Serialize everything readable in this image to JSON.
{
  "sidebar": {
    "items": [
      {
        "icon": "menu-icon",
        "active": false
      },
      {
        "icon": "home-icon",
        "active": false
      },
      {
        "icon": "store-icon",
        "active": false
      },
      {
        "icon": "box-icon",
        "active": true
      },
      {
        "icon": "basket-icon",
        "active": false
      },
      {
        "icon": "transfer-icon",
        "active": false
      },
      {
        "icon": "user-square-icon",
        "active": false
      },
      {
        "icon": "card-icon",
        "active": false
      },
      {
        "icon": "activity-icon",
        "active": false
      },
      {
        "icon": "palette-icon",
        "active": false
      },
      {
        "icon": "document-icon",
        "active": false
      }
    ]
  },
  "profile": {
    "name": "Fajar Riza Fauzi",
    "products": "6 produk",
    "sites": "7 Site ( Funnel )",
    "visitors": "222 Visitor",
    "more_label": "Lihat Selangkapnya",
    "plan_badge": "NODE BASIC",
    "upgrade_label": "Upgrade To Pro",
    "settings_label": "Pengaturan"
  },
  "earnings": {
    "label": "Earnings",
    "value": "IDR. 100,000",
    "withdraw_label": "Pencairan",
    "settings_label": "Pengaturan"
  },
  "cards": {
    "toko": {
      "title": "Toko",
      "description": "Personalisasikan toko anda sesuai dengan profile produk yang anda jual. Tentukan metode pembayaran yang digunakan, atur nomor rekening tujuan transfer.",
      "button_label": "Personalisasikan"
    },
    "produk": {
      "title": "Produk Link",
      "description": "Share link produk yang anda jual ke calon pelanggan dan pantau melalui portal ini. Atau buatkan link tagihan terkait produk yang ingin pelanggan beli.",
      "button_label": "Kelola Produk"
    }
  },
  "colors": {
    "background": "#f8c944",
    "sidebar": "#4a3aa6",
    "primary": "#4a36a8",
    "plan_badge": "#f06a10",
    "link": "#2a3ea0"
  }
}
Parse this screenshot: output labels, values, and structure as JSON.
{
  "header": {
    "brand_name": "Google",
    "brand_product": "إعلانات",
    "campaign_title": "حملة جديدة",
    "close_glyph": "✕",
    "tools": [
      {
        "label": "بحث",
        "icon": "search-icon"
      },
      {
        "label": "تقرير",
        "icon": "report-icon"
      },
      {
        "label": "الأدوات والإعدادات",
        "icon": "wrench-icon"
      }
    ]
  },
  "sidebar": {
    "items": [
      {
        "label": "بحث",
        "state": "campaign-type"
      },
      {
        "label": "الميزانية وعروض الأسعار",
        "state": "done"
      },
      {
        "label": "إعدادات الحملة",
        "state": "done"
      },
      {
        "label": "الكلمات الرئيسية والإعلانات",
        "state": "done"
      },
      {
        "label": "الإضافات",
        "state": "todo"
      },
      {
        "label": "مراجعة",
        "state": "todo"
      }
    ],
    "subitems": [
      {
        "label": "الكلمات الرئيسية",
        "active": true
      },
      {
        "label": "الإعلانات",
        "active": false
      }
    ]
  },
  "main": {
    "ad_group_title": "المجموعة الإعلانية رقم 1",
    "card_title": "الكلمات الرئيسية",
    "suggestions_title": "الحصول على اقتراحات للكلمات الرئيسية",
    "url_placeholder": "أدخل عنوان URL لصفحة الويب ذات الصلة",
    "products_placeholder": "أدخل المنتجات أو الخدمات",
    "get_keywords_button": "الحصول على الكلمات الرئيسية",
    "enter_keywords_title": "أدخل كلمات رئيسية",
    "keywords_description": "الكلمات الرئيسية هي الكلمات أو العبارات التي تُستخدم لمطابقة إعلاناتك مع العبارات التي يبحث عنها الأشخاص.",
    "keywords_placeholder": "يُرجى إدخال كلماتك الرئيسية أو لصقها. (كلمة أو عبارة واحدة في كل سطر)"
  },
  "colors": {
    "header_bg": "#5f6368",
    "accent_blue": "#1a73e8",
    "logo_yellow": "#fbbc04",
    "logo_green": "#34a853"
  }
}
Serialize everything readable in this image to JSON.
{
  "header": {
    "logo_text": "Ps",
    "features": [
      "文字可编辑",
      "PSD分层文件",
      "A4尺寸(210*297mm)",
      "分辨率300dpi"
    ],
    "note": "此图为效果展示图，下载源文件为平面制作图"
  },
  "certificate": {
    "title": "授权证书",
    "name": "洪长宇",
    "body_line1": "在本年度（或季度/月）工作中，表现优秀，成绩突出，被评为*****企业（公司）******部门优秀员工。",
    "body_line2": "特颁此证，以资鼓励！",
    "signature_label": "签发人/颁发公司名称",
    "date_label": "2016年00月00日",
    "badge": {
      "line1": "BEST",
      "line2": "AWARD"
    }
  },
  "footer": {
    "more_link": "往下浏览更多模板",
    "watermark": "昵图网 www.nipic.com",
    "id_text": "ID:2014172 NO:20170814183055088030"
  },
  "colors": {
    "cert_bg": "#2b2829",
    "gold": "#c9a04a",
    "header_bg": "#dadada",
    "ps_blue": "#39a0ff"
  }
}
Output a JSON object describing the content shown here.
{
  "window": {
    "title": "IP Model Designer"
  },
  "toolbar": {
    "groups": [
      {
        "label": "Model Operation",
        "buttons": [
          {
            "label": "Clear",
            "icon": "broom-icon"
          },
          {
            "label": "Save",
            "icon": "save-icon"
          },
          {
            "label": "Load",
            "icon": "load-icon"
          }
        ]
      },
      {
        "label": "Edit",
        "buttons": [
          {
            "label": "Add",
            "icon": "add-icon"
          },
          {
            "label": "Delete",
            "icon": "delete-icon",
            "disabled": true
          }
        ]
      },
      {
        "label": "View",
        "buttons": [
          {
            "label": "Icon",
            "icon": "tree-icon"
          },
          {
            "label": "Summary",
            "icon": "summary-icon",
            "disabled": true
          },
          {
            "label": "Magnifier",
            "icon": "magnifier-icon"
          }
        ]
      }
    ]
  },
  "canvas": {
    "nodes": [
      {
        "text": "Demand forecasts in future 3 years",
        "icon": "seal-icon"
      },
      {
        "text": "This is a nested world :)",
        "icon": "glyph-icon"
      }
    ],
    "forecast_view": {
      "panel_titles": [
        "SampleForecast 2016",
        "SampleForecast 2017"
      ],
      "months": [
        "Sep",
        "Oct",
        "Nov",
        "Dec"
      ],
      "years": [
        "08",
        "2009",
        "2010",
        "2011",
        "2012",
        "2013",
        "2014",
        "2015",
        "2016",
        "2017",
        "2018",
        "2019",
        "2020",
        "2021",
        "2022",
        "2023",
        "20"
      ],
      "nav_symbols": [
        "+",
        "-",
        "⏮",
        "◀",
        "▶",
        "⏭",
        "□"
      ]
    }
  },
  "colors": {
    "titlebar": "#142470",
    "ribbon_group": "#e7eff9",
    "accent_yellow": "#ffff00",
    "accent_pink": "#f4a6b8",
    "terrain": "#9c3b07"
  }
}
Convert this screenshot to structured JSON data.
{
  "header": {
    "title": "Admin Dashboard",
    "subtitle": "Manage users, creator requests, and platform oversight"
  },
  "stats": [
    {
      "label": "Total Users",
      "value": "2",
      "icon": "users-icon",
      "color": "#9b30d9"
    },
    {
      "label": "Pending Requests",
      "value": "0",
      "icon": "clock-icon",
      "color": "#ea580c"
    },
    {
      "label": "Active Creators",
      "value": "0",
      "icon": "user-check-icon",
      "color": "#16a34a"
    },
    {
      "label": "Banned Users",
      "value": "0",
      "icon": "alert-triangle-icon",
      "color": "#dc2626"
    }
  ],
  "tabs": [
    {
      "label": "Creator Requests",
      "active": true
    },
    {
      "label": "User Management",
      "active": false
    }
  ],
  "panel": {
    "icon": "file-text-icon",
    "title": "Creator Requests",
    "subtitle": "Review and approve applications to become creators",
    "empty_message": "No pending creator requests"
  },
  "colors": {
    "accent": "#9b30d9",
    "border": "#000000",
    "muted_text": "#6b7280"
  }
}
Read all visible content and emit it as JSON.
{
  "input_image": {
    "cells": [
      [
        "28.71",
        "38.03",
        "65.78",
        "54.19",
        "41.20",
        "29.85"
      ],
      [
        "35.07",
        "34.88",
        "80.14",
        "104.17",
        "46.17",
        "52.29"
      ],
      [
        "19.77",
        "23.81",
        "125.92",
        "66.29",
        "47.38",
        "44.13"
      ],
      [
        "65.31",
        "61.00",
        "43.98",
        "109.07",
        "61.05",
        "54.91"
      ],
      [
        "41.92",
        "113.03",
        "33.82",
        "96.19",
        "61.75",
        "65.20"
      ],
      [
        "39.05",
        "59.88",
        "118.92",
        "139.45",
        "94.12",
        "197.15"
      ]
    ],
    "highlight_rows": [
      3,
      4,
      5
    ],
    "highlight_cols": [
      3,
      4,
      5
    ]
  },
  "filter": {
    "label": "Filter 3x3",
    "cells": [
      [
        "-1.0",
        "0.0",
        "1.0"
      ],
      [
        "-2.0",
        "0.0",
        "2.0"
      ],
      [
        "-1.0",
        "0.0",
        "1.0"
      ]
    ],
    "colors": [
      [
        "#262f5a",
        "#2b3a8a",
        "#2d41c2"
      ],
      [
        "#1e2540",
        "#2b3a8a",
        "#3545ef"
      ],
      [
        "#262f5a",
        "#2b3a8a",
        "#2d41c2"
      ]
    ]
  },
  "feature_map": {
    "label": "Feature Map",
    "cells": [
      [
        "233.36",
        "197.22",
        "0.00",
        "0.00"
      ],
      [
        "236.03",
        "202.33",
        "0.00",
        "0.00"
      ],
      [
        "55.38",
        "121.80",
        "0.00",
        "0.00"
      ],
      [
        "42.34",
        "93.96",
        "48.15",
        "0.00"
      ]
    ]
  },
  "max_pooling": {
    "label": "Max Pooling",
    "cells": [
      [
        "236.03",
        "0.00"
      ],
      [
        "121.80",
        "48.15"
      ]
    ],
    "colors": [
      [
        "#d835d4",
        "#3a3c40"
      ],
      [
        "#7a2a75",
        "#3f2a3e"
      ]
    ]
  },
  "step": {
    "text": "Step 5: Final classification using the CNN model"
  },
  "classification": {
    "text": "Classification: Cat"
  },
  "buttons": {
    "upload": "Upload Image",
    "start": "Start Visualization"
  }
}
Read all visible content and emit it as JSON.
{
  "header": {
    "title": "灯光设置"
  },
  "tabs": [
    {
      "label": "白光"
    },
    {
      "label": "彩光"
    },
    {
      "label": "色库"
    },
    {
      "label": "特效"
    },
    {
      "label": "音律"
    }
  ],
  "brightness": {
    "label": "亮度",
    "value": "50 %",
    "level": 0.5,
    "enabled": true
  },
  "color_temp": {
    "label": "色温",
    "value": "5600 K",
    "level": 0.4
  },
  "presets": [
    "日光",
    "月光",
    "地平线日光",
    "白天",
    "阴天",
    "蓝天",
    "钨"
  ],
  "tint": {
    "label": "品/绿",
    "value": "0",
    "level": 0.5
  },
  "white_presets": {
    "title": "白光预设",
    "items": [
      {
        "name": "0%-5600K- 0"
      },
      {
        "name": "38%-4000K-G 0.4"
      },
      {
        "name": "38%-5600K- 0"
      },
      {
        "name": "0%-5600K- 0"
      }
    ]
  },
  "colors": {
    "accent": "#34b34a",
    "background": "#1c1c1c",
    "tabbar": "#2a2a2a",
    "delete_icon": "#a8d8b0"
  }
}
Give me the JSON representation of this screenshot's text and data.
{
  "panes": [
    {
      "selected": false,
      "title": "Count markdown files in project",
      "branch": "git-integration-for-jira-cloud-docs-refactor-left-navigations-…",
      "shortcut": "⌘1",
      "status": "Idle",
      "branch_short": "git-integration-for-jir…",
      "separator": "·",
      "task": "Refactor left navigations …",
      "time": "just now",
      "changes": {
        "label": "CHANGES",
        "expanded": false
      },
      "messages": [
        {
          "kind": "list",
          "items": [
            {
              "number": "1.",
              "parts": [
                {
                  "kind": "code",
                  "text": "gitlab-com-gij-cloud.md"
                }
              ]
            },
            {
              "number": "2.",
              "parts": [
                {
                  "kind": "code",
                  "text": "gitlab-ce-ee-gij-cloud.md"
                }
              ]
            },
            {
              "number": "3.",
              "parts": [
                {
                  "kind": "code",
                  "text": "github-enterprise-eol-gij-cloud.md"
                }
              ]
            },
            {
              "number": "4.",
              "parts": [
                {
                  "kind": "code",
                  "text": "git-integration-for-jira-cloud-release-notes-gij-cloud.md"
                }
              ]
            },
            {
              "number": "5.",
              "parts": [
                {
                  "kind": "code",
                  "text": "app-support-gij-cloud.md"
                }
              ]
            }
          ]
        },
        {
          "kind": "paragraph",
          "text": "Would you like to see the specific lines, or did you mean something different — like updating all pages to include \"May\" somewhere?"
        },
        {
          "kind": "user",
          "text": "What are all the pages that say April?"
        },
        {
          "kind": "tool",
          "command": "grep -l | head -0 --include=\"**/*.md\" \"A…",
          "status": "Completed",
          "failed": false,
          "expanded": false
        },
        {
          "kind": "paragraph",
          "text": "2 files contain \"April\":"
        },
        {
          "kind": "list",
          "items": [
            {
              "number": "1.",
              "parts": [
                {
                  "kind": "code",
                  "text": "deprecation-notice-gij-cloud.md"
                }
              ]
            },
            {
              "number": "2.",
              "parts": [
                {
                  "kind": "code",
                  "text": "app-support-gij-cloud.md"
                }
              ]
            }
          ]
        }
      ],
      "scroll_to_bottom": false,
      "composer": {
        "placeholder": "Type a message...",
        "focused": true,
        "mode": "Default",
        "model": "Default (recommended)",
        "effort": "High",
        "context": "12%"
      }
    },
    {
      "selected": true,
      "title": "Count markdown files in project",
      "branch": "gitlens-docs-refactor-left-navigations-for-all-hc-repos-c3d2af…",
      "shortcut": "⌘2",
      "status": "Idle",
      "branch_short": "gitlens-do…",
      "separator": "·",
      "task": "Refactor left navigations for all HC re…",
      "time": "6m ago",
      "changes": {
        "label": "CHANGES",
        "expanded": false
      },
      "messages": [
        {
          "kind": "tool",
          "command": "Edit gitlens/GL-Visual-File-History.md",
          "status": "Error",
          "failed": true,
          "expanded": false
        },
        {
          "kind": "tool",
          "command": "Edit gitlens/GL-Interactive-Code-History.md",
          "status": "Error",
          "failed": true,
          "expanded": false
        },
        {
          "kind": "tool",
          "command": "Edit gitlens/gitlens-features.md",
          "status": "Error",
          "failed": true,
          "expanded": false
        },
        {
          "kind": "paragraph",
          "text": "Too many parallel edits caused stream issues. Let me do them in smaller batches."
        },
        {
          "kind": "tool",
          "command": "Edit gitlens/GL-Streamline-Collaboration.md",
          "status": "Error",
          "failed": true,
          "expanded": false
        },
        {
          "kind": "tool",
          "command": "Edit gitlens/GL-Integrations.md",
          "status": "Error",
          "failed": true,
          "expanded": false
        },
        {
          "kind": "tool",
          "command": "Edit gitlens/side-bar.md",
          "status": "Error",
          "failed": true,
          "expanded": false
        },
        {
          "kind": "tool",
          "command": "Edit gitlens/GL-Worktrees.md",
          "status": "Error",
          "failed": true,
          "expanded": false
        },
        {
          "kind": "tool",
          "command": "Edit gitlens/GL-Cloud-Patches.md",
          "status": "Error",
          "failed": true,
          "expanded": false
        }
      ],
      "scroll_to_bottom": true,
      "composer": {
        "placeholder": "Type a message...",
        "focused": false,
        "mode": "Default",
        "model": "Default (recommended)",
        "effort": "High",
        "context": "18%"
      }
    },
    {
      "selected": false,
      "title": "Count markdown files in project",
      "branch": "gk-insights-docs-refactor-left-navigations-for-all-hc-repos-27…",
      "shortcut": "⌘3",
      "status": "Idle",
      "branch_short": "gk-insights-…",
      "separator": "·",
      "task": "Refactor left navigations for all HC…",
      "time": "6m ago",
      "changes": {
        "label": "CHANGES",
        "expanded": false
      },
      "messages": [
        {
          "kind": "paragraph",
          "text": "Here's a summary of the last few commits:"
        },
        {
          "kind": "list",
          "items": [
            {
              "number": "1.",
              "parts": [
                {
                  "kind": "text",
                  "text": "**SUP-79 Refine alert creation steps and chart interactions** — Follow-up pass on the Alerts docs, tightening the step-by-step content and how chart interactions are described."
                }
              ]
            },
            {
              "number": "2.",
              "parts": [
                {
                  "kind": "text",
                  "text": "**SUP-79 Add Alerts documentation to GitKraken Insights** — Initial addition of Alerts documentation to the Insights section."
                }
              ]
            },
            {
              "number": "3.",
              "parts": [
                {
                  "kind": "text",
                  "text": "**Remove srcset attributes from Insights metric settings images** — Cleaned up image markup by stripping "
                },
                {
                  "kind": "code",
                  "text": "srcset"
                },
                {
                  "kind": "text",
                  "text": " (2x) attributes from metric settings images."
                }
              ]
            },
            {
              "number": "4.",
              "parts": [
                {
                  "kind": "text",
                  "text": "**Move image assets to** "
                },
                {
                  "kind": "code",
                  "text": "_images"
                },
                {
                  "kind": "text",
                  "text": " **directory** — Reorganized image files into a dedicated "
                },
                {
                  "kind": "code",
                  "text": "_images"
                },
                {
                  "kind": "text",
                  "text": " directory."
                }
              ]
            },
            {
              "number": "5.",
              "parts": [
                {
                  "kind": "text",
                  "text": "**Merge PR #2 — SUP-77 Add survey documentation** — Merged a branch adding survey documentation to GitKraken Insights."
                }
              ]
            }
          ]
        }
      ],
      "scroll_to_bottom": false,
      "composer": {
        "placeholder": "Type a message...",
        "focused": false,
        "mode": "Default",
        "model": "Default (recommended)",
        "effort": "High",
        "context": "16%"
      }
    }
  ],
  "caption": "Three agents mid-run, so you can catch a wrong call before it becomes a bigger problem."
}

--

Required task: Of all the lines above, how many contain the word "command"? Answer with only the number.

Solution to this problem: 9